* **Task to complete**
Copy out the data below as written; omit any images.

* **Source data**
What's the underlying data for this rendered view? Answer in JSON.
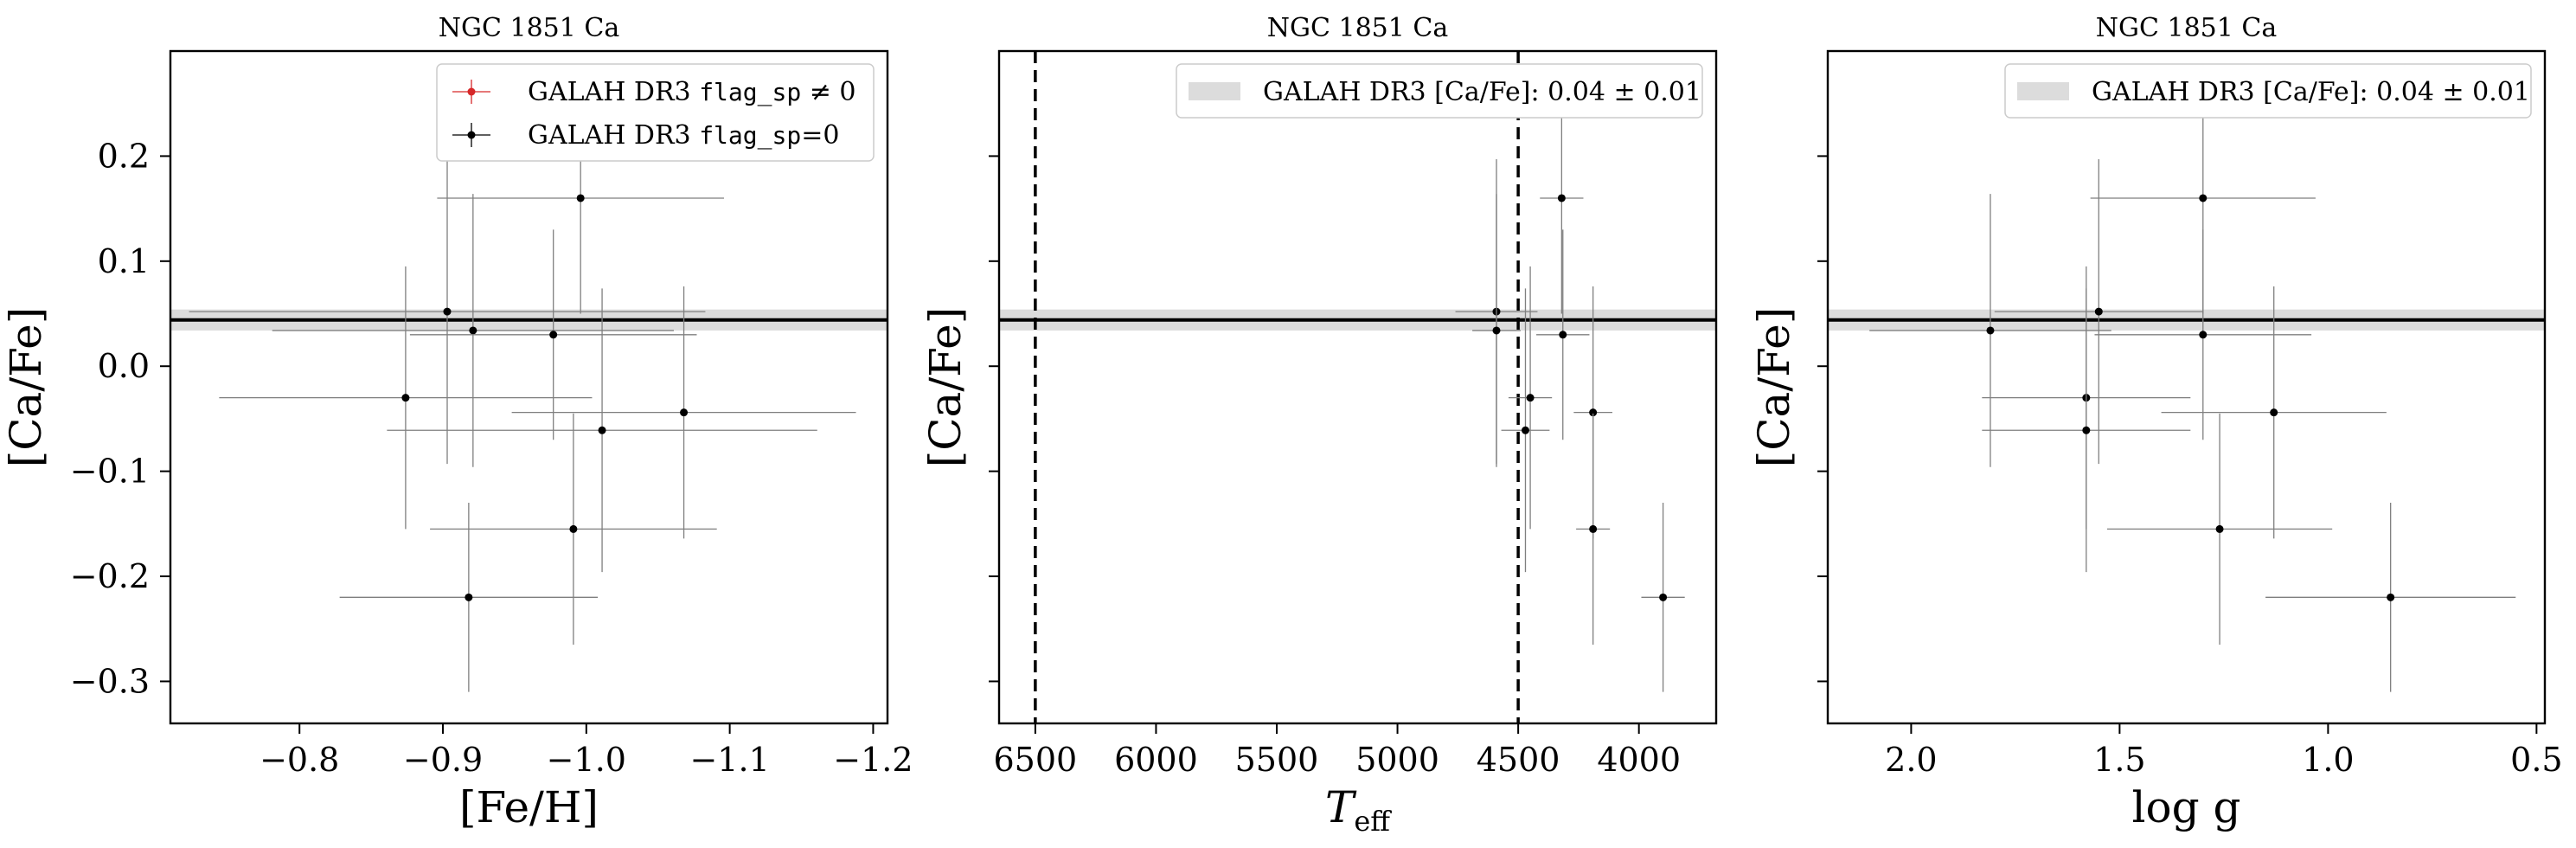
{
  "chart_data": [
    {
      "type": "scatter",
      "title": "NGC 1851 Ca",
      "xlabel": "[Fe/H]",
      "ylabel": "[Ca/Fe]",
      "xlim": [
        -0.71,
        -1.21
      ],
      "ylim": [
        -0.34,
        0.3
      ],
      "x_inverted": true,
      "x_ticks": [
        -0.8,
        -0.9,
        -1.0,
        -1.1,
        -1.2
      ],
      "x_tick_labels": [
        "−0.8",
        "−0.9",
        "−1.0",
        "−1.1",
        "−1.2"
      ],
      "y_ticks": [
        0.2,
        0.1,
        0.0,
        -0.1,
        -0.2,
        -0.3
      ],
      "y_tick_labels": [
        "0.2",
        "0.1",
        "0.0",
        "−0.1",
        "−0.2",
        "−0.3"
      ],
      "mean_line": 0.044,
      "mean_band": [
        0.034,
        0.054
      ],
      "legend_position": "top-right",
      "legend": [
        {
          "label_prefix": "GALAH DR3 ",
          "label_code": "flag_sp",
          "label_suffix": " ≠ 0",
          "color": "#d62728"
        },
        {
          "label_prefix": "GALAH DR3 ",
          "label_code": "flag_sp",
          "label_suffix": "=0",
          "color": "#000000"
        }
      ],
      "series": [
        {
          "name": "GALAH DR3 flag_sp=0",
          "points": [
            {
              "x": -0.903,
              "y": 0.052,
              "xerr": 0.18,
              "yerr": 0.145
            },
            {
              "x": -0.921,
              "y": 0.034,
              "xerr": 0.14,
              "yerr": 0.13
            },
            {
              "x": -0.996,
              "y": 0.16,
              "xerr": 0.1,
              "yerr": 0.11
            },
            {
              "x": -0.977,
              "y": 0.03,
              "xerr": 0.1,
              "yerr": 0.1
            },
            {
              "x": -0.874,
              "y": -0.03,
              "xerr": 0.13,
              "yerr": 0.125
            },
            {
              "x": -1.068,
              "y": -0.044,
              "xerr": 0.12,
              "yerr": 0.12
            },
            {
              "x": -1.011,
              "y": -0.061,
              "xerr": 0.15,
              "yerr": 0.135
            },
            {
              "x": -0.991,
              "y": -0.155,
              "xerr": 0.1,
              "yerr": 0.11
            },
            {
              "x": -0.918,
              "y": -0.22,
              "xerr": 0.09,
              "yerr": 0.09
            }
          ]
        }
      ]
    },
    {
      "type": "scatter",
      "title": "NGC 1851 Ca",
      "xlabel_main": "T",
      "xlabel_sub": "eff",
      "ylabel": "[Ca/Fe]",
      "xlim": [
        6650,
        3680
      ],
      "ylim": [
        -0.34,
        0.3
      ],
      "x_inverted": true,
      "x_ticks": [
        6500,
        6000,
        5500,
        5000,
        4500,
        4000
      ],
      "x_tick_labels": [
        "6500",
        "6000",
        "5500",
        "5000",
        "4500",
        "4000"
      ],
      "y_ticks": [
        0.2,
        0.1,
        0.0,
        -0.1,
        -0.2,
        -0.3
      ],
      "vlines": [
        6500,
        4500
      ],
      "mean_line": 0.044,
      "mean_band": [
        0.034,
        0.054
      ],
      "legend_position": "top-right",
      "legend": [
        {
          "label_prefix": "GALAH DR3 [Ca/Fe]: ",
          "label_value": "0.04 ± 0.01",
          "color": "#dcdcdc"
        }
      ],
      "series": [
        {
          "name": "GALAH DR3 flag_sp=0",
          "points": [
            {
              "x": 4590,
              "y": 0.052,
              "xerr": 170,
              "yerr": 0.145
            },
            {
              "x": 4590,
              "y": 0.034,
              "xerr": 100,
              "yerr": 0.13
            },
            {
              "x": 4320,
              "y": 0.16,
              "xerr": 90,
              "yerr": 0.11
            },
            {
              "x": 4315,
              "y": 0.03,
              "xerr": 110,
              "yerr": 0.1
            },
            {
              "x": 4450,
              "y": -0.03,
              "xerr": 90,
              "yerr": 0.125
            },
            {
              "x": 4190,
              "y": -0.044,
              "xerr": 80,
              "yerr": 0.12
            },
            {
              "x": 4470,
              "y": -0.061,
              "xerr": 100,
              "yerr": 0.135
            },
            {
              "x": 4190,
              "y": -0.155,
              "xerr": 70,
              "yerr": 0.11
            },
            {
              "x": 3900,
              "y": -0.22,
              "xerr": 90,
              "yerr": 0.09
            }
          ]
        }
      ]
    },
    {
      "type": "scatter",
      "title": "NGC 1851 Ca",
      "xlabel": "log g",
      "ylabel": "[Ca/Fe]",
      "xlim": [
        2.2,
        0.48
      ],
      "ylim": [
        -0.34,
        0.3
      ],
      "x_inverted": true,
      "x_ticks": [
        2.0,
        1.5,
        1.0,
        0.5
      ],
      "x_tick_labels": [
        "2.0",
        "1.5",
        "1.0",
        "0.5"
      ],
      "y_ticks": [
        0.2,
        0.1,
        0.0,
        -0.1,
        -0.2,
        -0.3
      ],
      "mean_line": 0.044,
      "mean_band": [
        0.034,
        0.054
      ],
      "legend_position": "top-right",
      "legend": [
        {
          "label_prefix": "GALAH DR3 [Ca/Fe]: ",
          "label_value": "0.04 ± 0.01",
          "color": "#dcdcdc"
        }
      ],
      "series": [
        {
          "name": "GALAH DR3 flag_sp=0",
          "points": [
            {
              "x": 1.55,
              "y": 0.052,
              "xerr": 0.25,
              "yerr": 0.145
            },
            {
              "x": 1.81,
              "y": 0.034,
              "xerr": 0.29,
              "yerr": 0.13
            },
            {
              "x": 1.3,
              "y": 0.16,
              "xerr": 0.27,
              "yerr": 0.11
            },
            {
              "x": 1.3,
              "y": 0.03,
              "xerr": 0.26,
              "yerr": 0.1
            },
            {
              "x": 1.58,
              "y": -0.03,
              "xerr": 0.25,
              "yerr": 0.125
            },
            {
              "x": 1.13,
              "y": -0.044,
              "xerr": 0.27,
              "yerr": 0.12
            },
            {
              "x": 1.58,
              "y": -0.061,
              "xerr": 0.25,
              "yerr": 0.135
            },
            {
              "x": 1.26,
              "y": -0.155,
              "xerr": 0.27,
              "yerr": 0.11
            },
            {
              "x": 0.85,
              "y": -0.22,
              "xerr": 0.3,
              "yerr": 0.09
            }
          ]
        }
      ]
    }
  ]
}
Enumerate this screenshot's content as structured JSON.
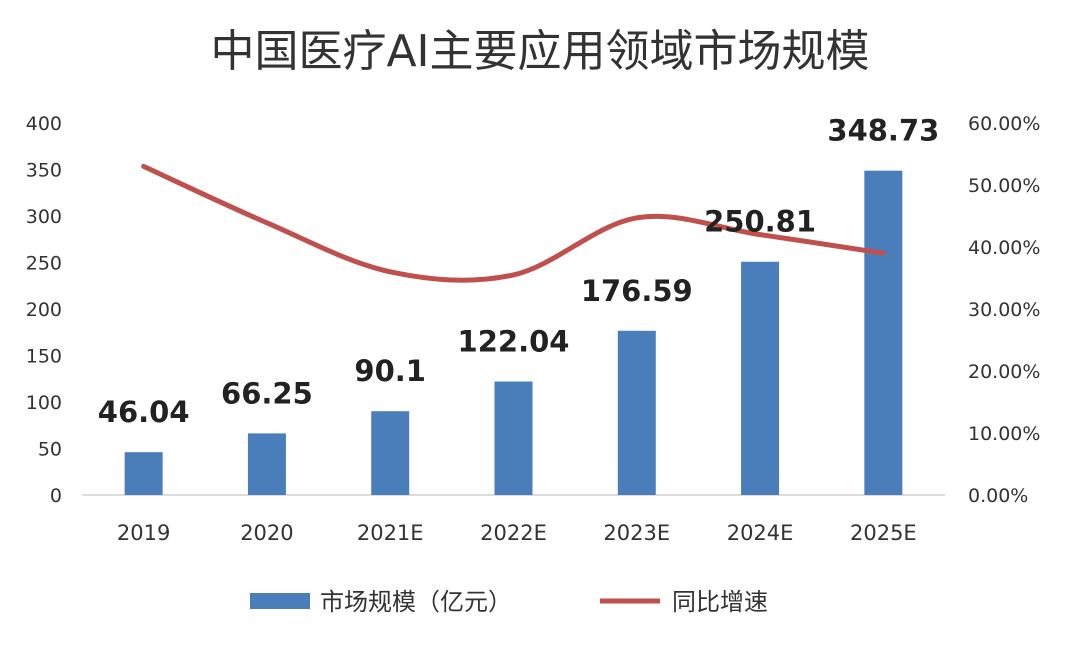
{
  "chart_data": {
    "type": "bar",
    "title": "中国医疗AI主要应用领域市场规模",
    "categories": [
      "2019",
      "2020",
      "2021E",
      "2022E",
      "2023E",
      "2024E",
      "2025E"
    ],
    "series": [
      {
        "name": "市场规模（亿元）",
        "type": "bar",
        "axis": "left",
        "color": "#4a7ebb",
        "values": [
          46.04,
          66.25,
          90.1,
          122.04,
          176.59,
          250.81,
          348.73
        ],
        "labels": [
          "46.04",
          "66.25",
          "90.1",
          "122.04",
          "176.59",
          "250.81",
          "348.73"
        ]
      },
      {
        "name": "同比增速",
        "type": "line",
        "axis": "right",
        "color": "#c0504d",
        "smooth": true,
        "values": [
          0.53,
          0.439,
          0.36,
          0.355,
          0.447,
          0.42,
          0.39
        ]
      }
    ],
    "left_axis": {
      "ylim": [
        0,
        400
      ],
      "ticks": [
        "0",
        "50",
        "100",
        "150",
        "200",
        "250",
        "300",
        "350",
        "400"
      ]
    },
    "right_axis": {
      "ylim": [
        0,
        0.6
      ],
      "ticks": [
        "0.00%",
        "10.00%",
        "20.00%",
        "30.00%",
        "40.00%",
        "50.00%",
        "60.00%"
      ]
    },
    "grid": false,
    "legend": "bottom"
  }
}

* **Solution for this task**
What's the underlying data for this rendered view? Answer in JSON.
{
  "chart_data": [
    {
      "type": "scatter",
      "title": "NGC 1851 Ca",
      "xlabel": "[Fe/H]",
      "ylabel": "[Ca/Fe]",
      "xlim": [
        -0.71,
        -1.21
      ],
      "ylim": [
        -0.34,
        0.3
      ],
      "x_inverted": true,
      "x_ticks": [
        -0.8,
        -0.9,
        -1.0,
        -1.1,
        -1.2
      ],
      "x_tick_labels": [
        "−0.8",
        "−0.9",
        "−1.0",
        "−1.1",
        "−1.2"
      ],
      "y_ticks": [
        0.2,
        0.1,
        0.0,
        -0.1,
        -0.2,
        -0.3
      ],
      "y_tick_labels": [
        "0.2",
        "0.1",
        "0.0",
        "−0.1",
        "−0.2",
        "−0.3"
      ],
      "mean_line": 0.044,
      "mean_band": [
        0.034,
        0.054
      ],
      "legend_position": "top-right",
      "legend": [
        {
          "label_prefix": "GALAH DR3 ",
          "label_code": "flag_sp",
          "label_suffix": " ≠ 0",
          "color": "#d62728"
        },
        {
          "label_prefix": "GALAH DR3 ",
          "label_code": "flag_sp",
          "label_suffix": "=0",
          "color": "#000000"
        }
      ],
      "series": [
        {
          "name": "GALAH DR3 flag_sp=0",
          "points": [
            {
              "x": -0.903,
              "y": 0.052,
              "xerr": 0.18,
              "yerr": 0.145
            },
            {
              "x": -0.921,
              "y": 0.034,
              "xerr": 0.14,
              "yerr": 0.13
            },
            {
              "x": -0.996,
              "y": 0.16,
              "xerr": 0.1,
              "yerr": 0.11
            },
            {
              "x": -0.977,
              "y": 0.03,
              "xerr": 0.1,
              "yerr": 0.1
            },
            {
              "x": -0.874,
              "y": -0.03,
              "xerr": 0.13,
              "yerr": 0.125
            },
            {
              "x": -1.068,
              "y": -0.044,
              "xerr": 0.12,
              "yerr": 0.12
            },
            {
              "x": -1.011,
              "y": -0.061,
              "xerr": 0.15,
              "yerr": 0.135
            },
            {
              "x": -0.991,
              "y": -0.155,
              "xerr": 0.1,
              "yerr": 0.11
            },
            {
              "x": -0.918,
              "y": -0.22,
              "xerr": 0.09,
              "yerr": 0.09
            }
          ]
        }
      ]
    },
    {
      "type": "scatter",
      "title": "NGC 1851 Ca",
      "xlabel_main": "T",
      "xlabel_sub": "eff",
      "ylabel": "[Ca/Fe]",
      "xlim": [
        6650,
        3680
      ],
      "ylim": [
        -0.34,
        0.3
      ],
      "x_inverted": true,
      "x_ticks": [
        6500,
        6000,
        5500,
        5000,
        4500,
        4000
      ],
      "x_tick_labels": [
        "6500",
        "6000",
        "5500",
        "5000",
        "4500",
        "4000"
      ],
      "y_ticks": [
        0.2,
        0.1,
        0.0,
        -0.1,
        -0.2,
        -0.3
      ],
      "vlines": [
        6500,
        4500
      ],
      "mean_line": 0.044,
      "mean_band": [
        0.034,
        0.054
      ],
      "legend_position": "top-right",
      "legend": [
        {
          "label_prefix": "GALAH DR3 [Ca/Fe]: ",
          "label_value": "0.04 ± 0.01",
          "color": "#dcdcdc"
        }
      ],
      "series": [
        {
          "name": "GALAH DR3 flag_sp=0",
          "points": [
            {
              "x": 4590,
              "y": 0.052,
              "xerr": 170,
              "yerr": 0.145
            },
            {
              "x": 4590,
              "y": 0.034,
              "xerr": 100,
              "yerr": 0.13
            },
            {
              "x": 4320,
              "y": 0.16,
              "xerr": 90,
              "yerr": 0.11
            },
            {
              "x": 4315,
              "y": 0.03,
              "xerr": 110,
              "yerr": 0.1
            },
            {
              "x": 4450,
              "y": -0.03,
              "xerr": 90,
              "yerr": 0.125
            },
            {
              "x": 4190,
              "y": -0.044,
              "xerr": 80,
              "yerr": 0.12
            },
            {
              "x": 4470,
              "y": -0.061,
              "xerr": 100,
              "yerr": 0.135
            },
            {
              "x": 4190,
              "y": -0.155,
              "xerr": 70,
              "yerr": 0.11
            },
            {
              "x": 3900,
              "y": -0.22,
              "xerr": 90,
              "yerr": 0.09
            }
          ]
        }
      ]
    },
    {
      "type": "scatter",
      "title": "NGC 1851 Ca",
      "xlabel": "log g",
      "ylabel": "[Ca/Fe]",
      "xlim": [
        2.2,
        0.48
      ],
      "ylim": [
        -0.34,
        0.3
      ],
      "x_inverted": true,
      "x_ticks": [
        2.0,
        1.5,
        1.0,
        0.5
      ],
      "x_tick_labels": [
        "2.0",
        "1.5",
        "1.0",
        "0.5"
      ],
      "y_ticks": [
        0.2,
        0.1,
        0.0,
        -0.1,
        -0.2,
        -0.3
      ],
      "mean_line": 0.044,
      "mean_band": [
        0.034,
        0.054
      ],
      "legend_position": "top-right",
      "legend": [
        {
          "label_prefix": "GALAH DR3 [Ca/Fe]: ",
          "label_value": "0.04 ± 0.01",
          "color": "#dcdcdc"
        }
      ],
      "series": [
        {
          "name": "GALAH DR3 flag_sp=0",
          "points": [
            {
              "x": 1.55,
              "y": 0.052,
              "xerr": 0.25,
              "yerr": 0.145
            },
            {
              "x": 1.81,
              "y": 0.034,
              "xerr": 0.29,
              "yerr": 0.13
            },
            {
              "x": 1.3,
              "y": 0.16,
              "xerr": 0.27,
              "yerr": 0.11
            },
            {
              "x": 1.3,
              "y": 0.03,
              "xerr": 0.26,
              "yerr": 0.1
            },
            {
              "x": 1.58,
              "y": -0.03,
              "xerr": 0.25,
              "yerr": 0.125
            },
            {
              "x": 1.13,
              "y": -0.044,
              "xerr": 0.27,
              "yerr": 0.12
            },
            {
              "x": 1.58,
              "y": -0.061,
              "xerr": 0.25,
              "yerr": 0.135
            },
            {
              "x": 1.26,
              "y": -0.155,
              "xerr": 0.27,
              "yerr": 0.11
            },
            {
              "x": 0.85,
              "y": -0.22,
              "xerr": 0.3,
              "yerr": 0.09
            }
          ]
        }
      ]
    }
  ]
}
Enumerate this screenshot's content as structured JSON.
{
  "chart_data": {
    "type": "bar",
    "title": "中国医疗AI主要应用领域市场规模",
    "categories": [
      "2019",
      "2020",
      "2021E",
      "2022E",
      "2023E",
      "2024E",
      "2025E"
    ],
    "series": [
      {
        "name": "市场规模（亿元）",
        "type": "bar",
        "axis": "left",
        "color": "#4a7ebb",
        "values": [
          46.04,
          66.25,
          90.1,
          122.04,
          176.59,
          250.81,
          348.73
        ],
        "labels": [
          "46.04",
          "66.25",
          "90.1",
          "122.04",
          "176.59",
          "250.81",
          "348.73"
        ]
      },
      {
        "name": "同比增速",
        "type": "line",
        "axis": "right",
        "color": "#c0504d",
        "smooth": true,
        "values": [
          0.53,
          0.439,
          0.36,
          0.355,
          0.447,
          0.42,
          0.39
        ]
      }
    ],
    "left_axis": {
      "ylim": [
        0,
        400
      ],
      "ticks": [
        "0",
        "50",
        "100",
        "150",
        "200",
        "250",
        "300",
        "350",
        "400"
      ]
    },
    "right_axis": {
      "ylim": [
        0,
        0.6
      ],
      "ticks": [
        "0.00%",
        "10.00%",
        "20.00%",
        "30.00%",
        "40.00%",
        "50.00%",
        "60.00%"
      ]
    },
    "grid": false,
    "legend": "bottom"
  }
}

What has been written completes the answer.